OBJECTIVE>
Copy every line of the data that contains the string "نداشته".

(Saved data entries)

★ ★ ★ ★ ★ ★ ★

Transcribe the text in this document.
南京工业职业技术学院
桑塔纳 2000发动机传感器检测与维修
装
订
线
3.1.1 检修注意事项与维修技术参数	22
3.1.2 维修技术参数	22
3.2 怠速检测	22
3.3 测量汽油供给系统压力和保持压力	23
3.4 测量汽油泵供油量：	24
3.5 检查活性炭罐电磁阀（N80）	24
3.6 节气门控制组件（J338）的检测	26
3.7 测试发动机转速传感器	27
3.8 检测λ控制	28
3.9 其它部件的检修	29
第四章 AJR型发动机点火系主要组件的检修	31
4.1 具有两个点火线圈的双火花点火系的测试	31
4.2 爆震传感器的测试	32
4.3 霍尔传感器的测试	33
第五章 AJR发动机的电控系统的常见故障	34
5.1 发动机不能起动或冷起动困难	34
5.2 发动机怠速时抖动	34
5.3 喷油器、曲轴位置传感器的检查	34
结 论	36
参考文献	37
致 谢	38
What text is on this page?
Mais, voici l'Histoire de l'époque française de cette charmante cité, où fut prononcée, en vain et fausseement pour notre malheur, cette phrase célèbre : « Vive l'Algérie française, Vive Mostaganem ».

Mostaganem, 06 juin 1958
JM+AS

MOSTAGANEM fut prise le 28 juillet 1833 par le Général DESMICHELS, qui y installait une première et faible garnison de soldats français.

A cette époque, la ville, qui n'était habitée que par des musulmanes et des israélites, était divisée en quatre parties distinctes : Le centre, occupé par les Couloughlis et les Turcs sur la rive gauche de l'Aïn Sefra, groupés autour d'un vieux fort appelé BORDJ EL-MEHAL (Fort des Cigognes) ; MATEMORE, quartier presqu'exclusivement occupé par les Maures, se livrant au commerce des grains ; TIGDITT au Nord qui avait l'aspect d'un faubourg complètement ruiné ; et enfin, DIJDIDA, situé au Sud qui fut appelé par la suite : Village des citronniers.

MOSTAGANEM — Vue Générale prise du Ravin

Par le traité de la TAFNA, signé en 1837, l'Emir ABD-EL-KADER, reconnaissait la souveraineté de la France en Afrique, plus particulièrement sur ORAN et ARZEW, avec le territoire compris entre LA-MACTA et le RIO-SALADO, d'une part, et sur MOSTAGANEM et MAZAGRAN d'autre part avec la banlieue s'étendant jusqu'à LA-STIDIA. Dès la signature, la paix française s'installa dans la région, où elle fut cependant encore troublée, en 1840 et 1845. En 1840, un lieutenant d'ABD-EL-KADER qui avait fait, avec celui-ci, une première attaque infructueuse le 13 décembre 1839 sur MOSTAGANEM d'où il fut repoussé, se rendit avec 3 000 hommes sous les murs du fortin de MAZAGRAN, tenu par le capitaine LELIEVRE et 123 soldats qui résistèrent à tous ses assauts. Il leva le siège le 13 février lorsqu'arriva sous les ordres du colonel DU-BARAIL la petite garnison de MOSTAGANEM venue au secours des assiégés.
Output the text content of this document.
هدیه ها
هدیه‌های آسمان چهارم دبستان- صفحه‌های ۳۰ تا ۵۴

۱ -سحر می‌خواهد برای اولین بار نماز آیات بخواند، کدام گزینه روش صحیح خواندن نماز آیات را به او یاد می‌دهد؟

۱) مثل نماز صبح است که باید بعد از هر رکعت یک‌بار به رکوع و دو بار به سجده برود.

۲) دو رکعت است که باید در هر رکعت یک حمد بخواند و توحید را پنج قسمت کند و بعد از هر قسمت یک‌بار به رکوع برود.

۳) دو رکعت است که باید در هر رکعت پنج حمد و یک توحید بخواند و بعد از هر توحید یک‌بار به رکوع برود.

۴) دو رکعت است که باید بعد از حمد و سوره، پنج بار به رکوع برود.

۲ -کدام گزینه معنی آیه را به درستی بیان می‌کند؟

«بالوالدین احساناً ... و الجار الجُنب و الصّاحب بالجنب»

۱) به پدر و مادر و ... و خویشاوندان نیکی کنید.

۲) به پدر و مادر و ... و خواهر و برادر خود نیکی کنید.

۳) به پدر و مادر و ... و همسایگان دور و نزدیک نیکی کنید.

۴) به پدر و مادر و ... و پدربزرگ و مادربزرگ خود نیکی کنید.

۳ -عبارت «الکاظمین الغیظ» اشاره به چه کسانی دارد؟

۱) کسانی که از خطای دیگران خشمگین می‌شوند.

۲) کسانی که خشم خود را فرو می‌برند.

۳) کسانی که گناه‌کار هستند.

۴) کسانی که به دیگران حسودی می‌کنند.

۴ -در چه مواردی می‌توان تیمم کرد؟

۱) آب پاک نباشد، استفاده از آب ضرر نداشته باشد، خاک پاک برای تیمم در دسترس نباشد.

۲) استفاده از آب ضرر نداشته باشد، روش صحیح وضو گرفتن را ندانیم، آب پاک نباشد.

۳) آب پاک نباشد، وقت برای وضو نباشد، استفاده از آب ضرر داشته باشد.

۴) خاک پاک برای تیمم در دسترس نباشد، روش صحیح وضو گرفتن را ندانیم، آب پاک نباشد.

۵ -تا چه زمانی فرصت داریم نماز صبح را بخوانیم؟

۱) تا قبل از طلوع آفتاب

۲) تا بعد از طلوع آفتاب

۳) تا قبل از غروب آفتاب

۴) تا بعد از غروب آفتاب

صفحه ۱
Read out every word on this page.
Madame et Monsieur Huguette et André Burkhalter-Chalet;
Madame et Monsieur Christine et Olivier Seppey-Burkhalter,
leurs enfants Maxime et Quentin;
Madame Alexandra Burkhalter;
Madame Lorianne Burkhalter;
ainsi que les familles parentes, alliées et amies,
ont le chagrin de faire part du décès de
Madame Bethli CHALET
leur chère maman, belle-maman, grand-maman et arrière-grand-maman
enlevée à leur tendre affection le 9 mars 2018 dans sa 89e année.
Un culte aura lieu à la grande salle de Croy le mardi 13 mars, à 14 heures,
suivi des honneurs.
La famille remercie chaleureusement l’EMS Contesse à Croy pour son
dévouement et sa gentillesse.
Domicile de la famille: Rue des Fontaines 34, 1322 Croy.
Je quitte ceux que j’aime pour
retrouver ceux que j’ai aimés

★ ★ ★ ★ ★ ★ ★

FINISHED EXERCISE>
۱) آب پاک نباشد، استفاده از آب ضرر نداشته باشد، خاک پاک برای تیمم در دسترس نباشد.
۲) استفاده از آب ضرر نداشته باشد، روش صحیح وضو گرفتن را ندانیم، آب پاک نباشد.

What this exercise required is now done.